Data tied to figure images
----------

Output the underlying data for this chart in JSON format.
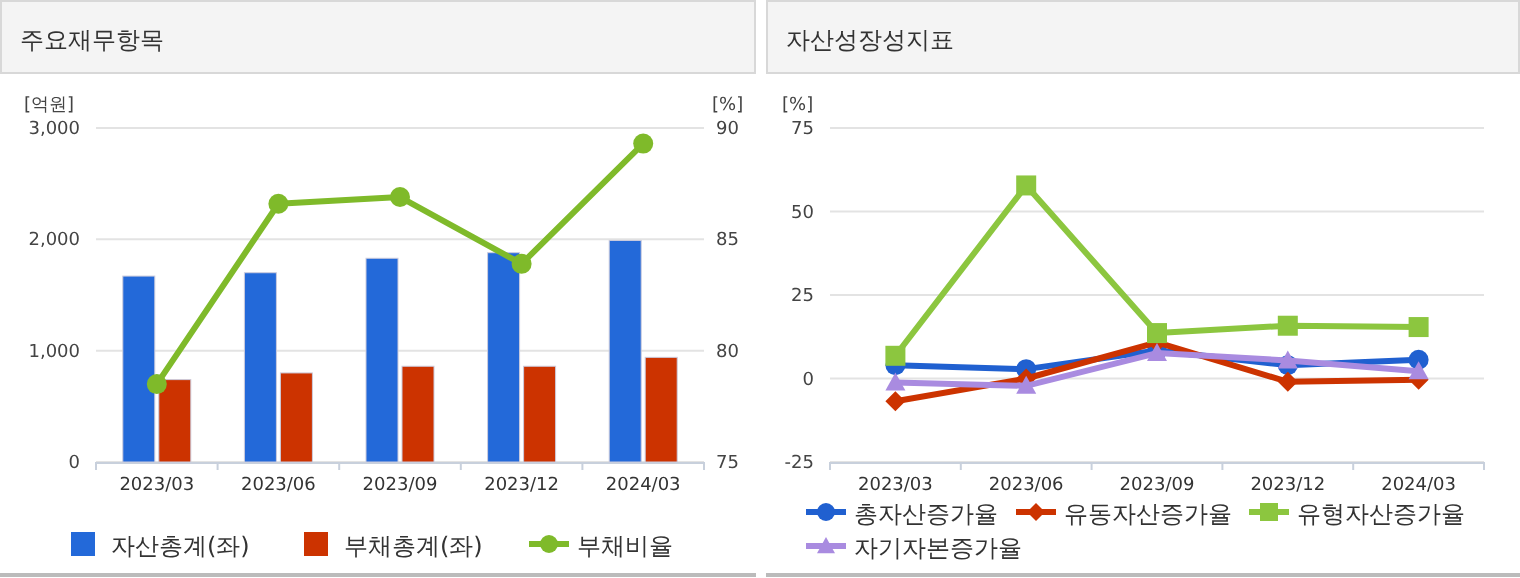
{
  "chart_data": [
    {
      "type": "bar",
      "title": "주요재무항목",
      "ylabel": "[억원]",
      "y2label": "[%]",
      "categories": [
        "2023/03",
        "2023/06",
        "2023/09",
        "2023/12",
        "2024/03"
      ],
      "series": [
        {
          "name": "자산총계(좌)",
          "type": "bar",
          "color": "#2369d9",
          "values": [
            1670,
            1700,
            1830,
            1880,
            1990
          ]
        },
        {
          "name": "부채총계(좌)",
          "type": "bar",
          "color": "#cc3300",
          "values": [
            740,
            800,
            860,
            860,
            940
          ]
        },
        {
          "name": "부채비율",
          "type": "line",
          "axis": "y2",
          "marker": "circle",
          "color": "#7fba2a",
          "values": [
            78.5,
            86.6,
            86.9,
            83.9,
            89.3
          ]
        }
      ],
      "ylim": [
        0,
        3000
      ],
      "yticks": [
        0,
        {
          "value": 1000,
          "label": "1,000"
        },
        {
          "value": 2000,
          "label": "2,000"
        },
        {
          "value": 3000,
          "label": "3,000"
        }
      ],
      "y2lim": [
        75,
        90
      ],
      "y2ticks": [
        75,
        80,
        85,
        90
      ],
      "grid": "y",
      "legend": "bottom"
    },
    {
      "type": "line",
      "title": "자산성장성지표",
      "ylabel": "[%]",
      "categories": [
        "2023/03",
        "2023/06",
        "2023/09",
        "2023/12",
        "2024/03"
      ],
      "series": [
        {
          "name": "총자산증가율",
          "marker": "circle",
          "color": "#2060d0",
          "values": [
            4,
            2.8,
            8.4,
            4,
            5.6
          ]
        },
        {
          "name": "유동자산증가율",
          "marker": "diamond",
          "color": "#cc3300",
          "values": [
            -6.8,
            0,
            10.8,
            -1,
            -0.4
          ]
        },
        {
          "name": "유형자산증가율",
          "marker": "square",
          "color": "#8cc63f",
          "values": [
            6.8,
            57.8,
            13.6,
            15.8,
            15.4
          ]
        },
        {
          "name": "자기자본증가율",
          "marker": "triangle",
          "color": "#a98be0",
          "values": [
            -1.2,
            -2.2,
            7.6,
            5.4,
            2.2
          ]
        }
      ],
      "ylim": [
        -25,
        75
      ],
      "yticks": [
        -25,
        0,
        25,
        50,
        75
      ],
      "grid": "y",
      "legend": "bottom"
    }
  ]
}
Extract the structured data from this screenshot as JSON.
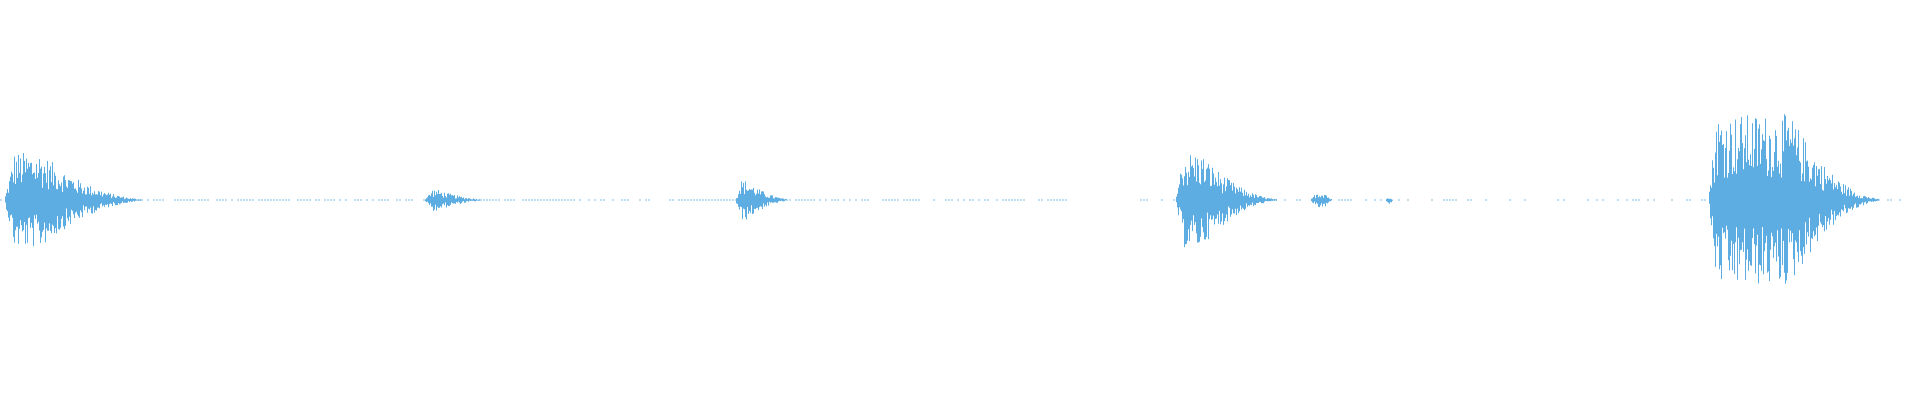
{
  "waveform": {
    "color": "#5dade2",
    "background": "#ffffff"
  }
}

----------

In the data above, find the line with "Extract the structured" and repeat it and every line after it through the end, exactly; leave the pictures out.

Written answer:
Extract the structured data from this screenshot as JSON.
{
  "waveform": {
    "color": "#5dade2",
    "background": "#ffffff"
  }
}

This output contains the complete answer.